| Stated task |
Identify the lines holding "year" and copy them.

>> BEGIN Information given

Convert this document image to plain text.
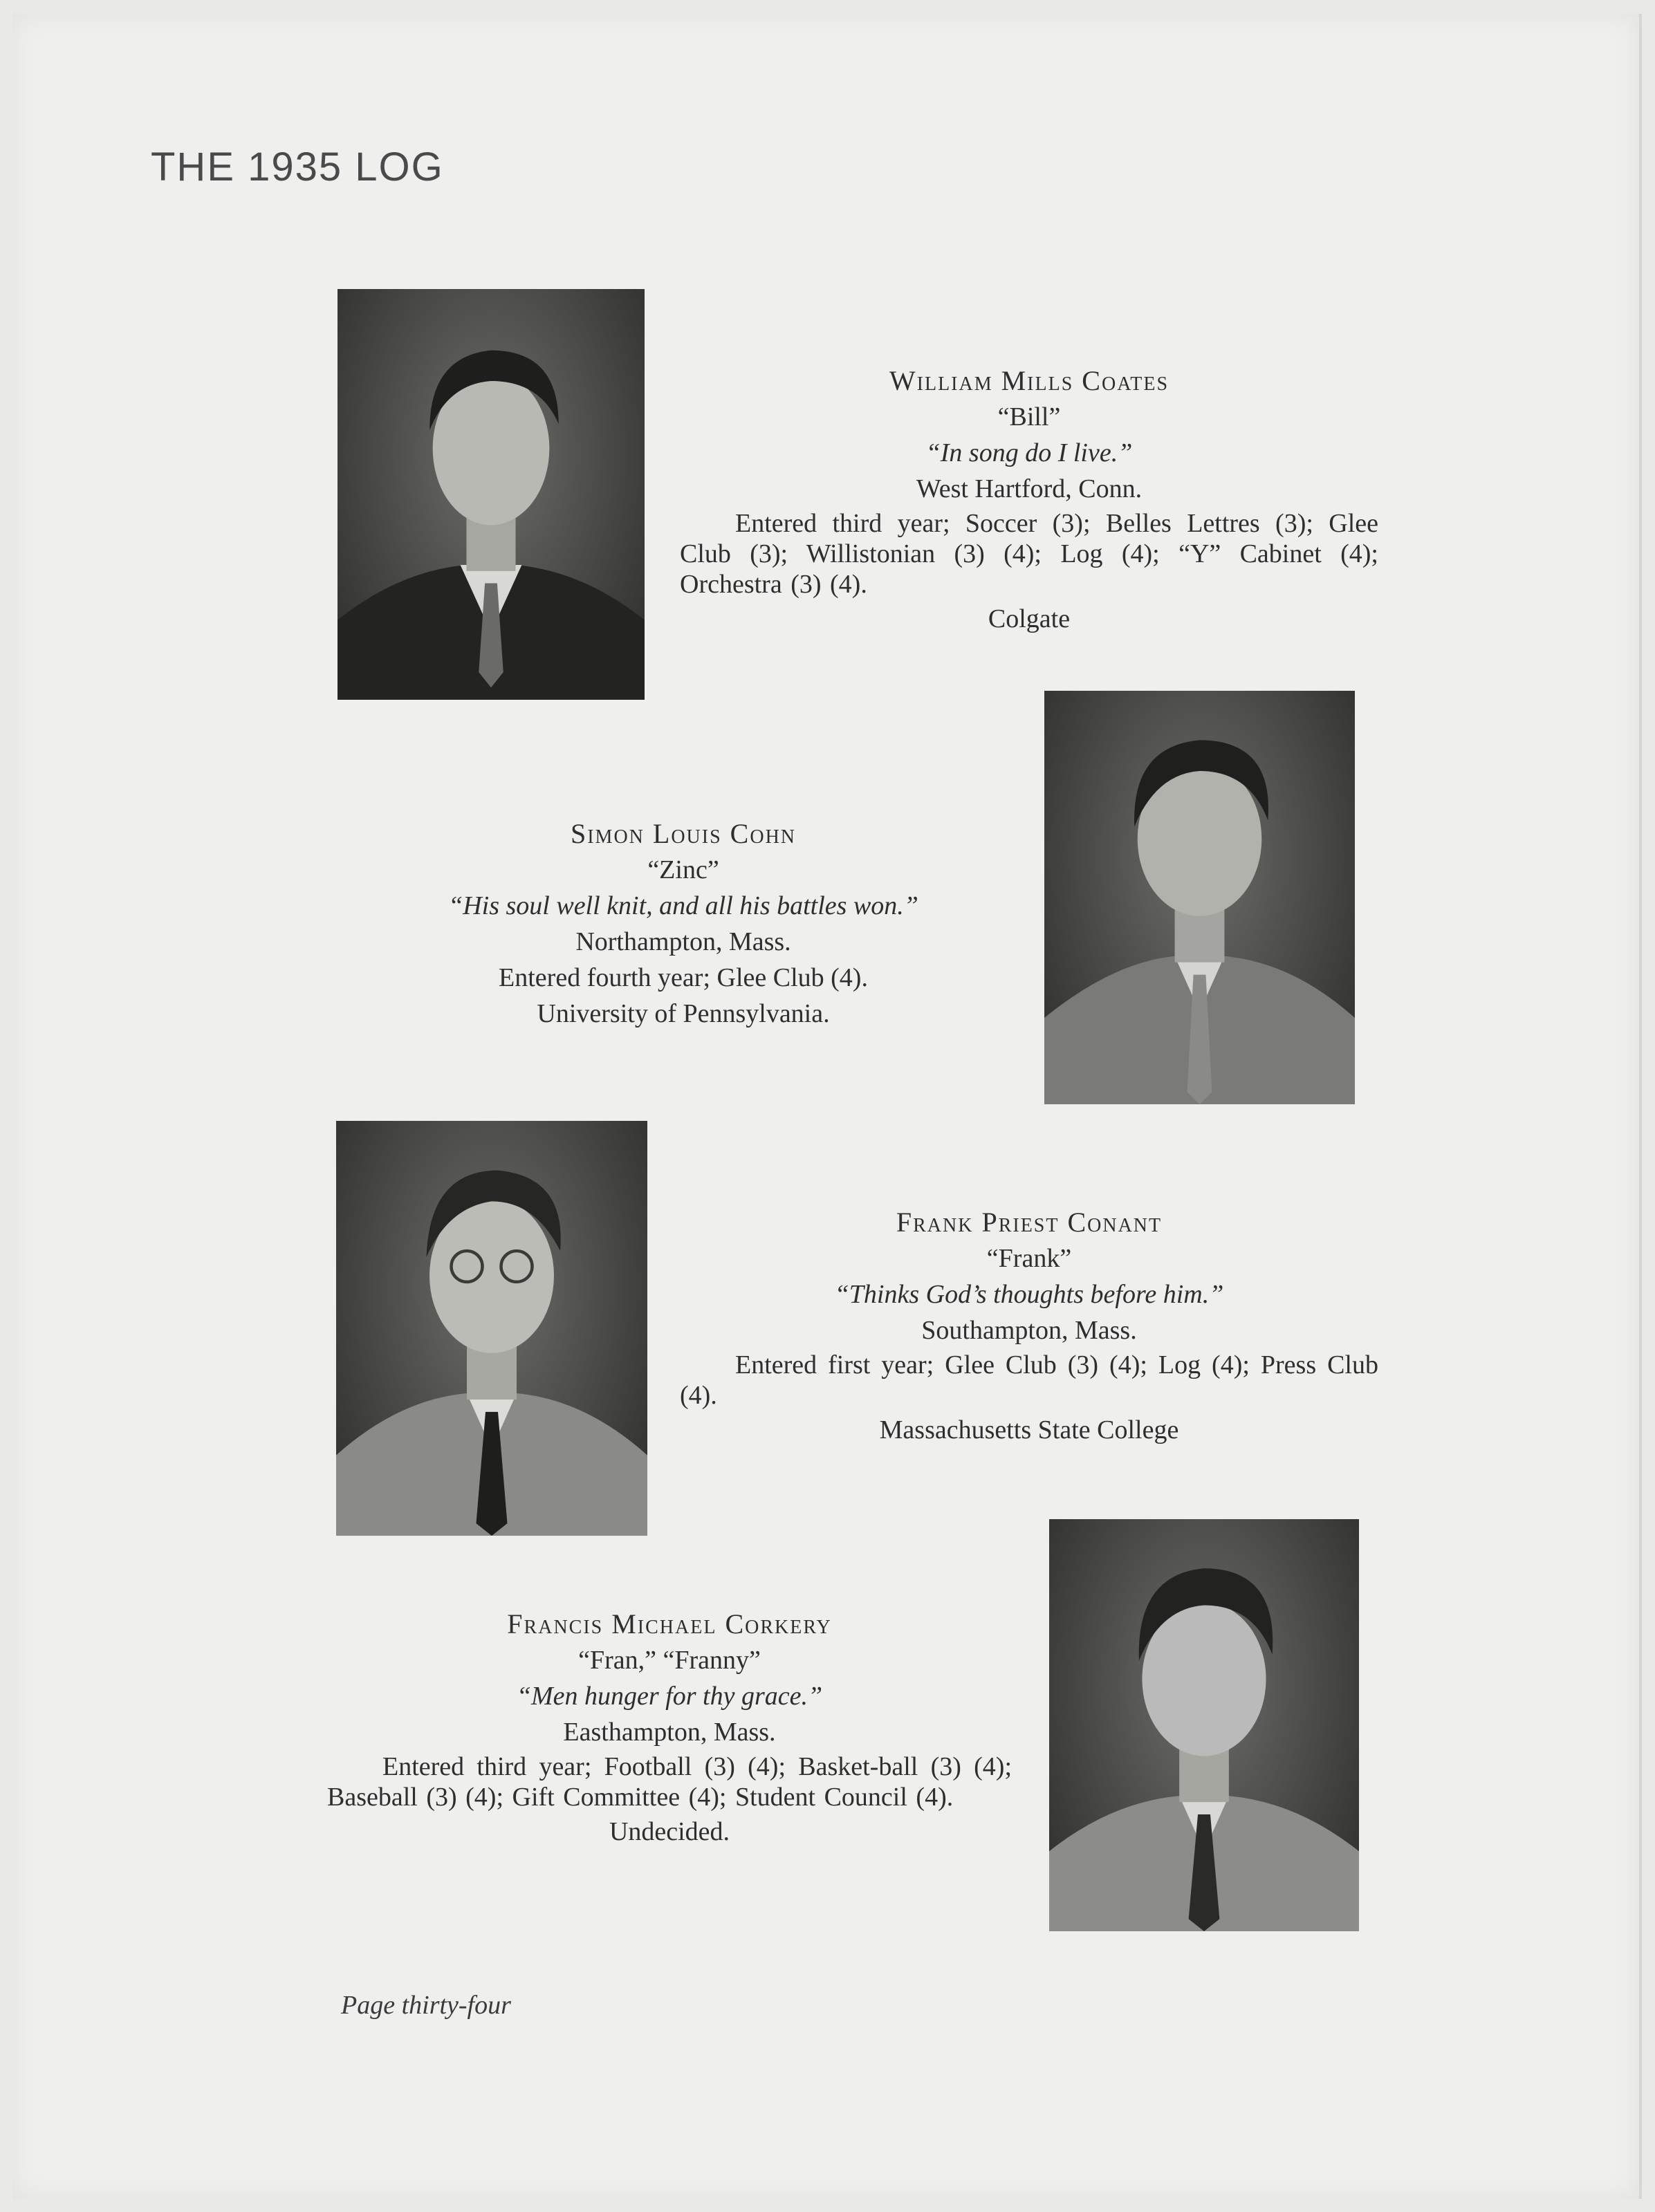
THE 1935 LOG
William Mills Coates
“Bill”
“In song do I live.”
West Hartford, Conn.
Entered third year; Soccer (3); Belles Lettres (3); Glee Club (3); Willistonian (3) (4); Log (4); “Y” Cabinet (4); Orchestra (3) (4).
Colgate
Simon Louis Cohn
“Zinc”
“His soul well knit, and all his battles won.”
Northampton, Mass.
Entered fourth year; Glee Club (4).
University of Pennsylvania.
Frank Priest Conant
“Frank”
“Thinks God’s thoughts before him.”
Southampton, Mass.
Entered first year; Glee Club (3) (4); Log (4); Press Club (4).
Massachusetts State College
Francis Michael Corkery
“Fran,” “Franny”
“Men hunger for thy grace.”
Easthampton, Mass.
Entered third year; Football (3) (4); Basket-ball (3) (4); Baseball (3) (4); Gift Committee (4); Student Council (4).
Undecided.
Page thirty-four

>> END Information given

| Exercise response |
Entered third year; Soccer (3); Belles Lettres (3); Glee Club (3); Willistonian (3) (4); Log (4); “Y” Cabinet (4); Orchestra (3) (4).
Entered fourth year; Glee Club (4).
Entered first year; Glee Club (3) (4); Log (4); Press Club (4).
Entered third year; Football (3) (4); Basket-ball (3) (4); Baseball (3) (4); Gift Committee (4); Student Council (4).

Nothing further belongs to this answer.